--- Data listing ---
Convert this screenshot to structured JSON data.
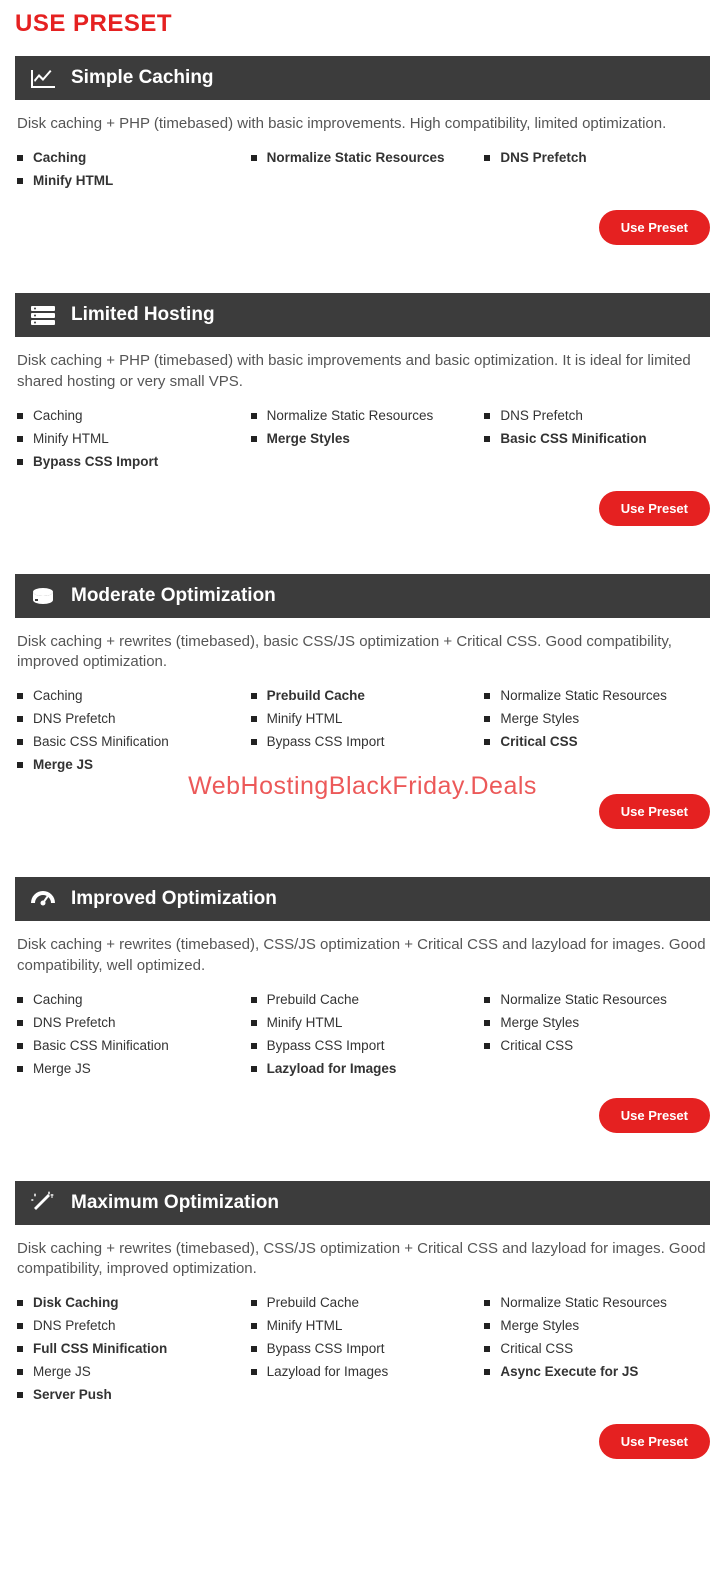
{
  "page_title": "USE PRESET",
  "use_button_label": "Use Preset",
  "watermark": "WebHostingBlackFriday.Deals",
  "presets": [
    {
      "title": "Simple Caching",
      "icon": "chart-line-icon",
      "desc": "Disk caching + PHP (timebased) with basic improvements. High compatibility, limited optimization.",
      "features": [
        {
          "label": "Caching",
          "bold": true
        },
        {
          "label": "Normalize Static Resources",
          "bold": true
        },
        {
          "label": "DNS Prefetch",
          "bold": true
        },
        {
          "label": "Minify HTML",
          "bold": true
        }
      ]
    },
    {
      "title": "Limited Hosting",
      "icon": "server-icon",
      "desc": "Disk caching + PHP (timebased) with basic improvements and basic optimization. It is ideal for limited shared hosting or very small VPS.",
      "features": [
        {
          "label": "Caching",
          "bold": false
        },
        {
          "label": "Normalize Static Resources",
          "bold": false
        },
        {
          "label": "DNS Prefetch",
          "bold": false
        },
        {
          "label": "Minify HTML",
          "bold": false
        },
        {
          "label": "Merge Styles",
          "bold": true
        },
        {
          "label": "Basic CSS Minification",
          "bold": true
        },
        {
          "label": "Bypass CSS Import",
          "bold": true
        }
      ]
    },
    {
      "title": "Moderate Optimization",
      "icon": "disk-icon",
      "desc": "Disk caching + rewrites (timebased), basic CSS/JS optimization + Critical CSS. Good compatibility, improved optimization.",
      "features": [
        {
          "label": "Caching",
          "bold": false
        },
        {
          "label": "Prebuild Cache",
          "bold": true
        },
        {
          "label": "Normalize Static Resources",
          "bold": false
        },
        {
          "label": "DNS Prefetch",
          "bold": false
        },
        {
          "label": "Minify HTML",
          "bold": false
        },
        {
          "label": "Merge Styles",
          "bold": false
        },
        {
          "label": "Basic CSS Minification",
          "bold": false
        },
        {
          "label": "Bypass CSS Import",
          "bold": false
        },
        {
          "label": "Critical CSS",
          "bold": true
        },
        {
          "label": "Merge JS",
          "bold": true
        }
      ]
    },
    {
      "title": "Improved Optimization",
      "icon": "gauge-icon",
      "desc": "Disk caching + rewrites (timebased), CSS/JS optimization + Critical CSS and lazyload for images. Good compatibility, well optimized.",
      "features": [
        {
          "label": "Caching",
          "bold": false
        },
        {
          "label": "Prebuild Cache",
          "bold": false
        },
        {
          "label": "Normalize Static Resources",
          "bold": false
        },
        {
          "label": "DNS Prefetch",
          "bold": false
        },
        {
          "label": "Minify HTML",
          "bold": false
        },
        {
          "label": "Merge Styles",
          "bold": false
        },
        {
          "label": "Basic CSS Minification",
          "bold": false
        },
        {
          "label": "Bypass CSS Import",
          "bold": false
        },
        {
          "label": "Critical CSS",
          "bold": false
        },
        {
          "label": "Merge JS",
          "bold": false
        },
        {
          "label": "Lazyload for Images",
          "bold": true
        }
      ]
    },
    {
      "title": "Maximum Optimization",
      "icon": "wand-icon",
      "desc": "Disk caching + rewrites (timebased), CSS/JS optimization + Critical CSS and lazyload for images. Good compatibility, improved optimization.",
      "features": [
        {
          "label": "Disk Caching",
          "bold": true
        },
        {
          "label": "Prebuild Cache",
          "bold": false
        },
        {
          "label": "Normalize Static Resources",
          "bold": false
        },
        {
          "label": "DNS Prefetch",
          "bold": false
        },
        {
          "label": "Minify HTML",
          "bold": false
        },
        {
          "label": "Merge Styles",
          "bold": false
        },
        {
          "label": "Full CSS Minification",
          "bold": true
        },
        {
          "label": "Bypass CSS Import",
          "bold": false
        },
        {
          "label": "Critical CSS",
          "bold": false
        },
        {
          "label": "Merge JS",
          "bold": false
        },
        {
          "label": "Lazyload for Images",
          "bold": false
        },
        {
          "label": "Async Execute for JS",
          "bold": true
        },
        {
          "label": "Server Push",
          "bold": true
        }
      ]
    }
  ]
}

--- The problem ---
Quote the data exactly, leaving every image out of the copy.

--- Response to the exercise ---
Convert this screenshot to structured JSON data.
{
  "page_title": "USE PRESET",
  "use_button_label": "Use Preset",
  "watermark": "WebHostingBlackFriday.Deals",
  "presets": [
    {
      "title": "Simple Caching",
      "icon": "chart-line-icon",
      "desc": "Disk caching + PHP (timebased) with basic improvements. High compatibility, limited optimization.",
      "features": [
        {
          "label": "Caching",
          "bold": true
        },
        {
          "label": "Normalize Static Resources",
          "bold": true
        },
        {
          "label": "DNS Prefetch",
          "bold": true
        },
        {
          "label": "Minify HTML",
          "bold": true
        }
      ]
    },
    {
      "title": "Limited Hosting",
      "icon": "server-icon",
      "desc": "Disk caching + PHP (timebased) with basic improvements and basic optimization. It is ideal for limited shared hosting or very small VPS.",
      "features": [
        {
          "label": "Caching",
          "bold": false
        },
        {
          "label": "Normalize Static Resources",
          "bold": false
        },
        {
          "label": "DNS Prefetch",
          "bold": false
        },
        {
          "label": "Minify HTML",
          "bold": false
        },
        {
          "label": "Merge Styles",
          "bold": true
        },
        {
          "label": "Basic CSS Minification",
          "bold": true
        },
        {
          "label": "Bypass CSS Import",
          "bold": true
        }
      ]
    },
    {
      "title": "Moderate Optimization",
      "icon": "disk-icon",
      "desc": "Disk caching + rewrites (timebased), basic CSS/JS optimization + Critical CSS. Good compatibility, improved optimization.",
      "features": [
        {
          "label": "Caching",
          "bold": false
        },
        {
          "label": "Prebuild Cache",
          "bold": true
        },
        {
          "label": "Normalize Static Resources",
          "bold": false
        },
        {
          "label": "DNS Prefetch",
          "bold": false
        },
        {
          "label": "Minify HTML",
          "bold": false
        },
        {
          "label": "Merge Styles",
          "bold": false
        },
        {
          "label": "Basic CSS Minification",
          "bold": false
        },
        {
          "label": "Bypass CSS Import",
          "bold": false
        },
        {
          "label": "Critical CSS",
          "bold": true
        },
        {
          "label": "Merge JS",
          "bold": true
        }
      ]
    },
    {
      "title": "Improved Optimization",
      "icon": "gauge-icon",
      "desc": "Disk caching + rewrites (timebased), CSS/JS optimization + Critical CSS and lazyload for images. Good compatibility, well optimized.",
      "features": [
        {
          "label": "Caching",
          "bold": false
        },
        {
          "label": "Prebuild Cache",
          "bold": false
        },
        {
          "label": "Normalize Static Resources",
          "bold": false
        },
        {
          "label": "DNS Prefetch",
          "bold": false
        },
        {
          "label": "Minify HTML",
          "bold": false
        },
        {
          "label": "Merge Styles",
          "bold": false
        },
        {
          "label": "Basic CSS Minification",
          "bold": false
        },
        {
          "label": "Bypass CSS Import",
          "bold": false
        },
        {
          "label": "Critical CSS",
          "bold": false
        },
        {
          "label": "Merge JS",
          "bold": false
        },
        {
          "label": "Lazyload for Images",
          "bold": true
        }
      ]
    },
    {
      "title": "Maximum Optimization",
      "icon": "wand-icon",
      "desc": "Disk caching + rewrites (timebased), CSS/JS optimization + Critical CSS and lazyload for images. Good compatibility, improved optimization.",
      "features": [
        {
          "label": "Disk Caching",
          "bold": true
        },
        {
          "label": "Prebuild Cache",
          "bold": false
        },
        {
          "label": "Normalize Static Resources",
          "bold": false
        },
        {
          "label": "DNS Prefetch",
          "bold": false
        },
        {
          "label": "Minify HTML",
          "bold": false
        },
        {
          "label": "Merge Styles",
          "bold": false
        },
        {
          "label": "Full CSS Minification",
          "bold": true
        },
        {
          "label": "Bypass CSS Import",
          "bold": false
        },
        {
          "label": "Critical CSS",
          "bold": false
        },
        {
          "label": "Merge JS",
          "bold": false
        },
        {
          "label": "Lazyload for Images",
          "bold": false
        },
        {
          "label": "Async Execute for JS",
          "bold": true
        },
        {
          "label": "Server Push",
          "bold": true
        }
      ]
    }
  ]
}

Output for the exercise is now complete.